(Stored records)
────────
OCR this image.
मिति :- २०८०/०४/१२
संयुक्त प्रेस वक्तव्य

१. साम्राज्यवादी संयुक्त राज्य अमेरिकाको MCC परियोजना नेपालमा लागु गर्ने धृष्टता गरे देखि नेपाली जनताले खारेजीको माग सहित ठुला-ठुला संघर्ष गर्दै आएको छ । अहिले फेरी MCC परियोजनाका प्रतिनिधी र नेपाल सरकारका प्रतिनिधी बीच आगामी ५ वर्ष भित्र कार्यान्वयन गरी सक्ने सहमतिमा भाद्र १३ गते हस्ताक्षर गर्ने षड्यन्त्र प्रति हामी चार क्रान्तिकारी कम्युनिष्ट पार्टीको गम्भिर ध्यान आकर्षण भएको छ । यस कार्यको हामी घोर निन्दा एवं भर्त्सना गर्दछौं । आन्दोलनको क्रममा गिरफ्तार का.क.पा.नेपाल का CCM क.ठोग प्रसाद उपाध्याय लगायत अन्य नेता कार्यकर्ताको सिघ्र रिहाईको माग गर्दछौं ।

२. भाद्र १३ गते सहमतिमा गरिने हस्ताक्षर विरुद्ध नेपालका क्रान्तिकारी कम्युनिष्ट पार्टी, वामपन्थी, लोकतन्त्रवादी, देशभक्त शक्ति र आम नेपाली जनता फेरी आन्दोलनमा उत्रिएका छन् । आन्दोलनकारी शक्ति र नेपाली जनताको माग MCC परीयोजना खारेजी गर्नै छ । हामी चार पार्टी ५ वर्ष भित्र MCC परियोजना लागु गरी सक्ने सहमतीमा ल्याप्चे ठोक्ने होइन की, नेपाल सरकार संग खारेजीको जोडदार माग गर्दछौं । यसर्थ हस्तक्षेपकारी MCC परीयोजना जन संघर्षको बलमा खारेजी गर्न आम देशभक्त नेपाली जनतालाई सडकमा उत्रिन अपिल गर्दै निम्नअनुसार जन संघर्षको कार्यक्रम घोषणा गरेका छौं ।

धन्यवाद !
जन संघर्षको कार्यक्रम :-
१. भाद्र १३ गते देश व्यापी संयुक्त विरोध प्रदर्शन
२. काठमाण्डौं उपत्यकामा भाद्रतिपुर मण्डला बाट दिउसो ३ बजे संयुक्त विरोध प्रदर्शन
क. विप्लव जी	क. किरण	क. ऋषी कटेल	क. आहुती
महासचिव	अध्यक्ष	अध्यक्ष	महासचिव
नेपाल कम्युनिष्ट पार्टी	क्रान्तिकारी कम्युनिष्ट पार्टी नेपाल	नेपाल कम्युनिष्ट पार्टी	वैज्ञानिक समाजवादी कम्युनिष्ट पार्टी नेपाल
────────
» DIRECTIONS FOR THIS TASK:
Write out the records above again, keeping each one identical to the original.

» EXPECTED OUTPUT:
OCR this image.
मिति :- २०८०/०४/१२
संयुक्त प्रेस वक्तव्य

१. साम्राज्यवादी संयुक्त राज्य अमेरिकाको MCC परियोजना नेपालमा लागु गर्ने धृष्टता गरे देखि नेपाली जनताले खारेजीको माग सहित ठुला-ठुला संघर्ष गर्दै आएको छ । अहिले फेरी MCC परियोजनाका प्रतिनिधी र नेपाल सरकारका प्रतिनिधी बीच आगामी ५ वर्ष भित्र कार्यान्वयन गरी सक्ने सहमतिमा भाद्र १३ गते हस्ताक्षर गर्ने षड्यन्त्र प्रति हामी चार क्रान्तिकारी कम्युनिष्ट पार्टीको गम्भिर ध्यान आकर्षण भएको छ । यस कार्यको हामी घोर निन्दा एवं भर्त्सना गर्दछौं । आन्दोलनको क्रममा गिरफ्तार का.क.पा.नेपाल का CCM क.ठोग प्रसाद उपाध्याय लगायत अन्य नेता कार्यकर्ताको सिघ्र रिहाईको माग गर्दछौं ।

२. भाद्र १३ गते सहमतिमा गरिने हस्ताक्षर विरुद्ध नेपालका क्रान्तिकारी कम्युनिष्ट पार्टी, वामपन्थी, लोकतन्त्रवादी, देशभक्त शक्ति र आम नेपाली जनता फेरी आन्दोलनमा उत्रिएका छन् । आन्दोलनकारी शक्ति र नेपाली जनताको माग MCC परीयोजना खारेजी गर्नै छ । हामी चार पार्टी ५ वर्ष भित्र MCC परियोजना लागु गरी सक्ने सहमतीमा ल्याप्चे ठोक्ने होइन की, नेपाल सरकार संग खारेजीको जोडदार माग गर्दछौं । यसर्थ हस्तक्षेपकारी MCC परीयोजना जन संघर्षको बलमा खारेजी गर्न आम देशभक्त नेपाली जनतालाई सडकमा उत्रिन अपिल गर्दै निम्नअनुसार जन संघर्षको कार्यक्रम घोषणा गरेका छौं ।

धन्यवाद !
जन संघर्षको कार्यक्रम :-
१. भाद्र १३ गते देश व्यापी संयुक्त विरोध प्रदर्शन
२. काठमाण्डौं उपत्यकामा भाद्रतिपुर मण्डला बाट दिउसो ३ बजे संयुक्त विरोध प्रदर्शन
क. विप्लव जी	क. किरण	क. ऋषी कटेल	क. आहुती
महासचिव	अध्यक्ष	अध्यक्ष	महासचिव
नेपाल कम्युनिष्ट पार्टी	क्रान्तिकारी कम्युनिष्ट पार्टी नेपाल	नेपाल कम्युनिष्ट पार्टी	वैज्ञानिक समाजवादी कम्युनिष्ट पार्टी नेपाल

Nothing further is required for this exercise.